# SOURCE
......

How To Install Siege on Fedora 43

Deploying a web application without stress-testing it first is like opening a restaurant without a trial service — everything looks fine until real traffic hits and the server collapses. If you’re running Fedora 43 and want to know how your web server performs under load, Siege is the tool you need. This guide covers every step to install Siege on Fedora 43, configure it properly, and run your first benchmarking test — whether you’re a developer checking your app’s limits or a sysadmin validating infrastructure capacity. By the end of this Linux server tutorial, you’ll have a fully working Siege setup and the confidence to use it.
What Is Siege and Why Does It Matter for Your Fedora Server?
Siege is a free, open-source HTTP load testing and benchmarking utility originally developed by Joe Dog Software. It simulates a configurable number of concurrent users hitting one or more URLs, then delivers a detailed performance report covering response times, throughput, transaction rates, and failure counts.

......

# GIVEN ENTRIES
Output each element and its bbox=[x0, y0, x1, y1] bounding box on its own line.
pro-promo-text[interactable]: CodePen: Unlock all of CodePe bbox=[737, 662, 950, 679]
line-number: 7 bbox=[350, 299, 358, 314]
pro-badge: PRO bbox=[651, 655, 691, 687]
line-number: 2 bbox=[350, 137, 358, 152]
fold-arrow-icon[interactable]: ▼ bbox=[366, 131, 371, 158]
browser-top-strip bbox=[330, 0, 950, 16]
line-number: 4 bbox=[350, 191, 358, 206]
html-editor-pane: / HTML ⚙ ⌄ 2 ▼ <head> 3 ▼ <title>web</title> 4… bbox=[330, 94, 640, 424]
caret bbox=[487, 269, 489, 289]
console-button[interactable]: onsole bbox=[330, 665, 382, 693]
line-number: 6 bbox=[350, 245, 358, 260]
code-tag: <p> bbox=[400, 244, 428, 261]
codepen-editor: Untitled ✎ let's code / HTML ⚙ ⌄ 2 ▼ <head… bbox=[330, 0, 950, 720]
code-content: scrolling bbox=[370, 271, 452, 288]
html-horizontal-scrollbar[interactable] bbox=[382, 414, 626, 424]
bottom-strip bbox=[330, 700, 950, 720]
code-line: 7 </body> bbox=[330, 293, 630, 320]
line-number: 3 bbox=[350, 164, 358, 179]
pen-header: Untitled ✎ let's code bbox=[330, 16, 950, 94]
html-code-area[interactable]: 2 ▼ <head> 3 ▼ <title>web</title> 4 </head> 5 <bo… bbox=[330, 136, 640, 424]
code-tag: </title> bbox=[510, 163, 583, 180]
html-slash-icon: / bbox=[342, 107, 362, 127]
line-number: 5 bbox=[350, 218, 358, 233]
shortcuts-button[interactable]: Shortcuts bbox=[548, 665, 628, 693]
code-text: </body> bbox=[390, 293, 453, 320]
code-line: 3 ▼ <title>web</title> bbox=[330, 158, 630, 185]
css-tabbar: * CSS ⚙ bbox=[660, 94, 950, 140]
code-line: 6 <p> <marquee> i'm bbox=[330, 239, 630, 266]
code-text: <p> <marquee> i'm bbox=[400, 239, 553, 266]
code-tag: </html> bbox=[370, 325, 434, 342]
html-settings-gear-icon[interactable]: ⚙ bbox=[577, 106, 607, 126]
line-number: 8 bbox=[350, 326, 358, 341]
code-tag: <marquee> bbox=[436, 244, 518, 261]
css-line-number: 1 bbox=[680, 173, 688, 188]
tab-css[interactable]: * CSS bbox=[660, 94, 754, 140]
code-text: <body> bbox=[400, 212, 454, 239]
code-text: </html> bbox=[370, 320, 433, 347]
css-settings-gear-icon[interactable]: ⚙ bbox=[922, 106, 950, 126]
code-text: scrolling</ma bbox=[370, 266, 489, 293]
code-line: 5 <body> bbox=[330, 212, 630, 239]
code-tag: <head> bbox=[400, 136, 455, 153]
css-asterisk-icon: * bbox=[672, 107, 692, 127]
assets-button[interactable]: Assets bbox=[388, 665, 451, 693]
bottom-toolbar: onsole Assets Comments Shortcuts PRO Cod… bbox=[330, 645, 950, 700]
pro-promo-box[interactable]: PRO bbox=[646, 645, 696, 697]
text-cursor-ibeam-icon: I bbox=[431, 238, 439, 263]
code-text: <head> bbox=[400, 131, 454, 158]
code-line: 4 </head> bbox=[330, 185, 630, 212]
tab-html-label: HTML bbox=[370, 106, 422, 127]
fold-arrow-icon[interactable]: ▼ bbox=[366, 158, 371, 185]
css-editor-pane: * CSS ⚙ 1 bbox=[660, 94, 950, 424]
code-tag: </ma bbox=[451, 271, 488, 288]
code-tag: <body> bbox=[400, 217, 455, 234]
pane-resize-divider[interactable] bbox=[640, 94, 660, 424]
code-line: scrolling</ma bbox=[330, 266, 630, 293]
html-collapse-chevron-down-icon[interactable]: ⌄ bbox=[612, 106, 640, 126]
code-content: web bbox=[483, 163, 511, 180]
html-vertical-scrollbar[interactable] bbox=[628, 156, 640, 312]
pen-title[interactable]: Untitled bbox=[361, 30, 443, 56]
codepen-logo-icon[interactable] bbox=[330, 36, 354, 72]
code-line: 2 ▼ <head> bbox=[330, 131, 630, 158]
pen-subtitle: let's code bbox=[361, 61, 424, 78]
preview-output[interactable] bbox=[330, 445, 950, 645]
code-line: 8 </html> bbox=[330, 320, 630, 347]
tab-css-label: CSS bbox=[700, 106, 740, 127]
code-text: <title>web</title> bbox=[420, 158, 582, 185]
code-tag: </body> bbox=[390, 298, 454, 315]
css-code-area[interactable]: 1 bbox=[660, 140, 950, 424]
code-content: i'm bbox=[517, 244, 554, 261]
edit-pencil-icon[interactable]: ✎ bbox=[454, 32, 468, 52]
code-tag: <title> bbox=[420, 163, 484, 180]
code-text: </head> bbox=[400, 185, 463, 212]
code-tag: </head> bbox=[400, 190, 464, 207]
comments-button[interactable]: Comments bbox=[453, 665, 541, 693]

......

# WHAT YOU WILL DO
Could you write out the whole Siege installation guide from above, word for word, from its title through its final sentence?

# THE RESPONSE
How To Install Siege on Fedora 43

Deploying a web application without stress-testing it first is like opening a restaurant without a trial service — everything looks fine until real traffic hits and the server collapses. If you’re running Fedora 43 and want to know how your web server performs under load, Siege is the tool you need. This guide covers every step to install Siege on Fedora 43, configure it properly, and run your first benchmarking test — whether you’re a developer checking your app’s limits or a sysadmin validating infrastructure capacity. By the end of this Linux server tutorial, you’ll have a fully working Siege setup and the confidence to use it.
What Is Siege and Why Does It Matter for Your Fedora Server?
Siege is a free, open-source HTTP load testing and benchmarking utility originally developed by Joe Dog Software. It simulates a configurable number of concurrent users hitting one or more URLs, then delivers a detailed performance report covering response times, throughput, transaction rates, and failure counts.